● THE EXERCISE
Each line that holds the word "Etienne" counts once; give the total for the records below and nothing else.

(Extracted data entries)

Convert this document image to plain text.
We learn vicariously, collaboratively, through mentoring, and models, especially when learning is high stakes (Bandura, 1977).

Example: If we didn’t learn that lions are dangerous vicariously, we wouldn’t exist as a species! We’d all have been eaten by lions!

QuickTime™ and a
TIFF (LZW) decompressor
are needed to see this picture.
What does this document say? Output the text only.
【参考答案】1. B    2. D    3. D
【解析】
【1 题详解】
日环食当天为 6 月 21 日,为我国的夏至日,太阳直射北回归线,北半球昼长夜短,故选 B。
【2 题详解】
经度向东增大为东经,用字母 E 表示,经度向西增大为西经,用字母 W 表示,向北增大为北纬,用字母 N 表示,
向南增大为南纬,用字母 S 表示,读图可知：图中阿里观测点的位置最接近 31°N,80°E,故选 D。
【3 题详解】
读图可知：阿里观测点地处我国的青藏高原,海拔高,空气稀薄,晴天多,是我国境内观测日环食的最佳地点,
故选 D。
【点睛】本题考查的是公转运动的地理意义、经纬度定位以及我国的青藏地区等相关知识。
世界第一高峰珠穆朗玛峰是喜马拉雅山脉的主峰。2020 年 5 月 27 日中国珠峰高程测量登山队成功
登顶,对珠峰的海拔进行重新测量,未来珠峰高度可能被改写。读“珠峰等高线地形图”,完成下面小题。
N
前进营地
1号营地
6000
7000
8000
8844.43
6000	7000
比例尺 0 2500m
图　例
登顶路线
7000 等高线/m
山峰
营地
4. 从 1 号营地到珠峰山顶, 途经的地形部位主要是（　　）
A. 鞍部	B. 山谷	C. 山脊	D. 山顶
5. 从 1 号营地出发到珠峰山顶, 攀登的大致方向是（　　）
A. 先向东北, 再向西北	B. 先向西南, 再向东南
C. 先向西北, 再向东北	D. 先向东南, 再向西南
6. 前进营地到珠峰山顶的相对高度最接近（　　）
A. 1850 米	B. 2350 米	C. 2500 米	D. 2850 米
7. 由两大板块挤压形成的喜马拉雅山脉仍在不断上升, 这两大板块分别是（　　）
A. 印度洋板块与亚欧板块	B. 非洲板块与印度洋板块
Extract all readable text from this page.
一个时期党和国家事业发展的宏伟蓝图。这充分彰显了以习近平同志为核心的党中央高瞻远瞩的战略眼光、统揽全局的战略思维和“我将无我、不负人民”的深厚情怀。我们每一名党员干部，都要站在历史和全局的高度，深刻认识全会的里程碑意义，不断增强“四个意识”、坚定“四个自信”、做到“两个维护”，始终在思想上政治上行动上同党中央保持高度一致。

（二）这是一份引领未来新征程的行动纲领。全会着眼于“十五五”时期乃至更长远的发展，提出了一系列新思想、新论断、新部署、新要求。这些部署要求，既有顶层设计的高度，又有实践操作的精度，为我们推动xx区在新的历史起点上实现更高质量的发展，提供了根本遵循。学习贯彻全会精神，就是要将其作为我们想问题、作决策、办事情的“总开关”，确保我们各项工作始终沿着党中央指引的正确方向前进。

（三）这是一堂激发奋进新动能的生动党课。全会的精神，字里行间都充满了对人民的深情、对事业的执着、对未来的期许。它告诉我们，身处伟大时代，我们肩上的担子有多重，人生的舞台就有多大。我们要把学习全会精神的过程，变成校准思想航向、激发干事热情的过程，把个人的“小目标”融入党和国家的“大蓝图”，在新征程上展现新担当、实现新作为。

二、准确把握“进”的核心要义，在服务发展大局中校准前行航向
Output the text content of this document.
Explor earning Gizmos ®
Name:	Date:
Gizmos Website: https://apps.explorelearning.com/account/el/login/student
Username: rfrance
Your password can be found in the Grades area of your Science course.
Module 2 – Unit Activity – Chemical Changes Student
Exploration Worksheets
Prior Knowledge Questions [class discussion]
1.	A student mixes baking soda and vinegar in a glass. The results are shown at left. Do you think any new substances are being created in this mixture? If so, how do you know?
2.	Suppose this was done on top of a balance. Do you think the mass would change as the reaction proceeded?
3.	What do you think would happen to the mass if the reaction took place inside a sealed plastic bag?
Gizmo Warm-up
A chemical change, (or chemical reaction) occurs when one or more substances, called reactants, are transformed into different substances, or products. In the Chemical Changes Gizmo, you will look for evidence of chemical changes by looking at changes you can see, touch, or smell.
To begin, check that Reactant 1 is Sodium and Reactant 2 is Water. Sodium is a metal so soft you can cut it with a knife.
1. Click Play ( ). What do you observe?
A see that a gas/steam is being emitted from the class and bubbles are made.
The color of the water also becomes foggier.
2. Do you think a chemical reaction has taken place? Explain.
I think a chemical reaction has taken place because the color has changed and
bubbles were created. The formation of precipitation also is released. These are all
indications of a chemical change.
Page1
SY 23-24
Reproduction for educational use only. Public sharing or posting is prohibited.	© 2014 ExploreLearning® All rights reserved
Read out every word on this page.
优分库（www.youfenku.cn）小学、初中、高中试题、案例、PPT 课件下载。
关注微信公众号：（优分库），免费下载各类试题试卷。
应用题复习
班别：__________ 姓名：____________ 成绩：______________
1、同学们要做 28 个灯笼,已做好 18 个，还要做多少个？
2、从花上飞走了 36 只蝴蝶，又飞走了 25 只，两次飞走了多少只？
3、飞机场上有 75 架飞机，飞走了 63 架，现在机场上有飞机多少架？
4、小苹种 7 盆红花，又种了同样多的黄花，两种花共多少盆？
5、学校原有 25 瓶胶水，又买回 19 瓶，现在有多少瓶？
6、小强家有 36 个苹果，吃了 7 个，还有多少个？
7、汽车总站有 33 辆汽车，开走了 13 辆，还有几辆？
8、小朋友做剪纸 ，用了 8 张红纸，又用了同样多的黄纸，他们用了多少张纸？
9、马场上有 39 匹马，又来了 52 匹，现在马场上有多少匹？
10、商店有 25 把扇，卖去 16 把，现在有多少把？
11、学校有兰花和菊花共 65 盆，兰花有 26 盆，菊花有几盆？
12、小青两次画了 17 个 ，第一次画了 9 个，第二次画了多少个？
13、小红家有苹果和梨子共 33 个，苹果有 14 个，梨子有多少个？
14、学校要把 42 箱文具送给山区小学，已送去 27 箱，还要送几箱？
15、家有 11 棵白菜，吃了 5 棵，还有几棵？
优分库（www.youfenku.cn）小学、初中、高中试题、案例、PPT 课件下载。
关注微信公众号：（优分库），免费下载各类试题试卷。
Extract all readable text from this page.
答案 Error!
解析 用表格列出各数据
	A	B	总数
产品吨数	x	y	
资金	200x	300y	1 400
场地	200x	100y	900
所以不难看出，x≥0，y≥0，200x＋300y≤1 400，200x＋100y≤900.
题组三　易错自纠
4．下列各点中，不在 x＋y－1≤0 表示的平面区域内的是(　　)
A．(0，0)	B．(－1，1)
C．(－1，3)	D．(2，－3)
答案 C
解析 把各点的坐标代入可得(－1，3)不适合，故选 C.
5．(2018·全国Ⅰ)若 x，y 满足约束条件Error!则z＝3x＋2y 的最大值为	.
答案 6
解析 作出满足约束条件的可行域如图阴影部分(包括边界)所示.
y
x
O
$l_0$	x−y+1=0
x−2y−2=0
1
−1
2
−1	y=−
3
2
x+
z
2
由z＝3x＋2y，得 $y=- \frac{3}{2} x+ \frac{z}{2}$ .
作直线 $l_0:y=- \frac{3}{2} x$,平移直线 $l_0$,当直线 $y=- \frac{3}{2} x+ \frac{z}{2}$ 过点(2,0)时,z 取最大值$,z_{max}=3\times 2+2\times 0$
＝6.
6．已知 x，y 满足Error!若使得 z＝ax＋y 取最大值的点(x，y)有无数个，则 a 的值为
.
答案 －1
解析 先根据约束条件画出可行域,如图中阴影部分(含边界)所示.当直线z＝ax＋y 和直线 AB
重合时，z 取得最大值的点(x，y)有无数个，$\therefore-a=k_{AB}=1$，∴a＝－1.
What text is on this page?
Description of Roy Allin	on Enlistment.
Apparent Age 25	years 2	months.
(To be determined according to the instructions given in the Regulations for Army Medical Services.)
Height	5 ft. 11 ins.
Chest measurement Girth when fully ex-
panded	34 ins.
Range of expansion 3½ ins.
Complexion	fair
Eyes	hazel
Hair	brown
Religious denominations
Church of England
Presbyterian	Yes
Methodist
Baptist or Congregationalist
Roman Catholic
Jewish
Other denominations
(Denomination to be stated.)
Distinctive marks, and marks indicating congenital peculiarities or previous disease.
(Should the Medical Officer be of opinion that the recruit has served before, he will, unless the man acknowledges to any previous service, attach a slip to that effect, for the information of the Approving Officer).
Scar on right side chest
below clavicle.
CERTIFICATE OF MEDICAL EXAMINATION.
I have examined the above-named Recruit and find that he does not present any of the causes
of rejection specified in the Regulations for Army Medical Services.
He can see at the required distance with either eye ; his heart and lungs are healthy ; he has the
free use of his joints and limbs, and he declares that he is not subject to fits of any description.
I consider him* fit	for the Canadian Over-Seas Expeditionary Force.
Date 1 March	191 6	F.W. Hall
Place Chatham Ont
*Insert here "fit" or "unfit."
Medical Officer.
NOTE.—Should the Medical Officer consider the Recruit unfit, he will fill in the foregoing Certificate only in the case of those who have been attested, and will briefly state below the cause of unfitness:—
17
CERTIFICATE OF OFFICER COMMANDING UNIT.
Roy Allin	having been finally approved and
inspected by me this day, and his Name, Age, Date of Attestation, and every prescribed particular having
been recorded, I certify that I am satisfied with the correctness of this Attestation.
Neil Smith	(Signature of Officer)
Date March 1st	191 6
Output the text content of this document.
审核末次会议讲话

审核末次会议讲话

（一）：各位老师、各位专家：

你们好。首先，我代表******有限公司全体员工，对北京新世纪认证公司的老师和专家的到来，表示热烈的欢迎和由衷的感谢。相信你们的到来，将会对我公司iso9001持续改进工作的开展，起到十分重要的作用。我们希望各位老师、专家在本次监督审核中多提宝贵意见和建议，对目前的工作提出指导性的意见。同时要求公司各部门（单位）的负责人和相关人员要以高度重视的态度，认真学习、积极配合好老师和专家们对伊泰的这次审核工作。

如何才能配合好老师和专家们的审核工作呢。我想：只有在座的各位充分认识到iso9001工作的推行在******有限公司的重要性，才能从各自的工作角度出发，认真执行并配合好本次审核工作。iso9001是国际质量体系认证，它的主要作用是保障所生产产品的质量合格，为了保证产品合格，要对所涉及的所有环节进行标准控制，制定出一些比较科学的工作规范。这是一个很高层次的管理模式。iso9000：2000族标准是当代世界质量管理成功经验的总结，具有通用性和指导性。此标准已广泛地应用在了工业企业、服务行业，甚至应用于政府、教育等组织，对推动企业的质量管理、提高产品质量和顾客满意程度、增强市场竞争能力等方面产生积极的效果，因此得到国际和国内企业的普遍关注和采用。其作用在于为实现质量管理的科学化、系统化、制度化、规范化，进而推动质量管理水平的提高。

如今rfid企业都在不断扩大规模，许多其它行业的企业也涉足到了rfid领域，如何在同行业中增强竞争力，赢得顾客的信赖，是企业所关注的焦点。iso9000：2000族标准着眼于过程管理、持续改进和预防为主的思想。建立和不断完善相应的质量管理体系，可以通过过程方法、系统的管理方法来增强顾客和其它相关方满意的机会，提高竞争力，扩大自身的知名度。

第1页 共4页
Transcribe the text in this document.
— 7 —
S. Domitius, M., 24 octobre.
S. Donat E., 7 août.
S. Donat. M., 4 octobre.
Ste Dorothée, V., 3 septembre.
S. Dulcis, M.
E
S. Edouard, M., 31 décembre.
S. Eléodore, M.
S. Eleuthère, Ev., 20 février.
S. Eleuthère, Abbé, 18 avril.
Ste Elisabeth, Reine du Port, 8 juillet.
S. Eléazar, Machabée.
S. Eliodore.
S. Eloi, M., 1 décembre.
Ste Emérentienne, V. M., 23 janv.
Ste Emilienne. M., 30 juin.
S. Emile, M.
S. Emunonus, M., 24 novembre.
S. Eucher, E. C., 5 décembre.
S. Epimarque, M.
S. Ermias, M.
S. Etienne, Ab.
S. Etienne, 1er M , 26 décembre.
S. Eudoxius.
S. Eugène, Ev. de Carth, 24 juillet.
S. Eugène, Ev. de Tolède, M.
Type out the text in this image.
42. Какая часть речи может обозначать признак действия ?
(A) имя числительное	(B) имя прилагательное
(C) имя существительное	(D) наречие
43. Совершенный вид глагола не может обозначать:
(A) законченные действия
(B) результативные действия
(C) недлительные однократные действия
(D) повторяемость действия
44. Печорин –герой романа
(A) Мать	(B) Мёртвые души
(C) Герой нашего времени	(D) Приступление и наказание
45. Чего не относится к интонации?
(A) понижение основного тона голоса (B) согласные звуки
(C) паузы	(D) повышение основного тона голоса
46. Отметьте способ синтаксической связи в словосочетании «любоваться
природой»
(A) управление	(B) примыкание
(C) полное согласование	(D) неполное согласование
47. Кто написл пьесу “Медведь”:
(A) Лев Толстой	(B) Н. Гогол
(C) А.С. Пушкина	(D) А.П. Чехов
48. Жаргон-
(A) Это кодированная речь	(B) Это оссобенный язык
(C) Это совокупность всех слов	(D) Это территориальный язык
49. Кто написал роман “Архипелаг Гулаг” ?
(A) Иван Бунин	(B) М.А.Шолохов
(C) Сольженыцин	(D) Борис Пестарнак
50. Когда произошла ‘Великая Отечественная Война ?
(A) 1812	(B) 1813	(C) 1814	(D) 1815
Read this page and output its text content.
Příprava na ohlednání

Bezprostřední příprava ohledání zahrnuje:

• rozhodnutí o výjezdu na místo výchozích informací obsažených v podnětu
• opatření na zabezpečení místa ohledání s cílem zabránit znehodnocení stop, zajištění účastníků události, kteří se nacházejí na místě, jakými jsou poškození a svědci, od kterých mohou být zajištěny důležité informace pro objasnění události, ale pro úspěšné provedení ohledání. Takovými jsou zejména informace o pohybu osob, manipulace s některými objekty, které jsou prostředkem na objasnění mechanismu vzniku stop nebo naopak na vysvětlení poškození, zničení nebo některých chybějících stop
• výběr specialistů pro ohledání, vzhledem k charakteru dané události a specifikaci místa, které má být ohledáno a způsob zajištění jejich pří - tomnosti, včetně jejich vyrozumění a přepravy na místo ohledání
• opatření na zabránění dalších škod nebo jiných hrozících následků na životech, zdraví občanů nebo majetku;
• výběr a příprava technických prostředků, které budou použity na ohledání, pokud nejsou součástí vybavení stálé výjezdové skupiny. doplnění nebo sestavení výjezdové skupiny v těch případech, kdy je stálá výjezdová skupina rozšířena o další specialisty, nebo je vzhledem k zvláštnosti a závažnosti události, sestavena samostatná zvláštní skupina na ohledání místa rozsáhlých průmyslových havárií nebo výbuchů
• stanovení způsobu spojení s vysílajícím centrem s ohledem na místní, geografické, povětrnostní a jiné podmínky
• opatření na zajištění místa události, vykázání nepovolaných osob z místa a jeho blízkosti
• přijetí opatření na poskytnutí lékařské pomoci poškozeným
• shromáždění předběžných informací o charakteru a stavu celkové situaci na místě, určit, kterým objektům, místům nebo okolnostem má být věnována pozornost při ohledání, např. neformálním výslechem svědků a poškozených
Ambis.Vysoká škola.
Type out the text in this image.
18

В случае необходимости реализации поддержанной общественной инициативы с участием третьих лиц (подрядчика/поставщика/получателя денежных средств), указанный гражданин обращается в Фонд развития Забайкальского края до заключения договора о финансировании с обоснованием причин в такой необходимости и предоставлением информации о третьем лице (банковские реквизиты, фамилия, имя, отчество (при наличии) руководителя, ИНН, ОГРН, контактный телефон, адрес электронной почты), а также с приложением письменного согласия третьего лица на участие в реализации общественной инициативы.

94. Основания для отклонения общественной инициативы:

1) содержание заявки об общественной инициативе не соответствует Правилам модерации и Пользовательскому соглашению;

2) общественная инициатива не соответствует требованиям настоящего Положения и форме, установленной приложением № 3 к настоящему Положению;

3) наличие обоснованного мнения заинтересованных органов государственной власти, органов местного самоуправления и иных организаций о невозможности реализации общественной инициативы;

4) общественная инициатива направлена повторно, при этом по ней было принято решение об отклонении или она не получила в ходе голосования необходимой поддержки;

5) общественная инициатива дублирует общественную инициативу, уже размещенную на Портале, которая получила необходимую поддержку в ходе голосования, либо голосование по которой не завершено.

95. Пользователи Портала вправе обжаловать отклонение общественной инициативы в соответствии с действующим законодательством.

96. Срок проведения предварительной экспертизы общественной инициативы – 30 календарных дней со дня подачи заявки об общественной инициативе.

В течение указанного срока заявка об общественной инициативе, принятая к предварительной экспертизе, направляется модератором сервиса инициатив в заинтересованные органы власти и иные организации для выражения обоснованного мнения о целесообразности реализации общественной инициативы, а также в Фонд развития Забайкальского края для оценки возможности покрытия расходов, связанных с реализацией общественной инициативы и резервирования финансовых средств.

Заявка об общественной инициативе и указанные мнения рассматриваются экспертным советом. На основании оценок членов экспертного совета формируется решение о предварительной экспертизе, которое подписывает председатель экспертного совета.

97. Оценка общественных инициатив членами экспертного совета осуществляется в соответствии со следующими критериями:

● RESPONSE TO THE TASK
2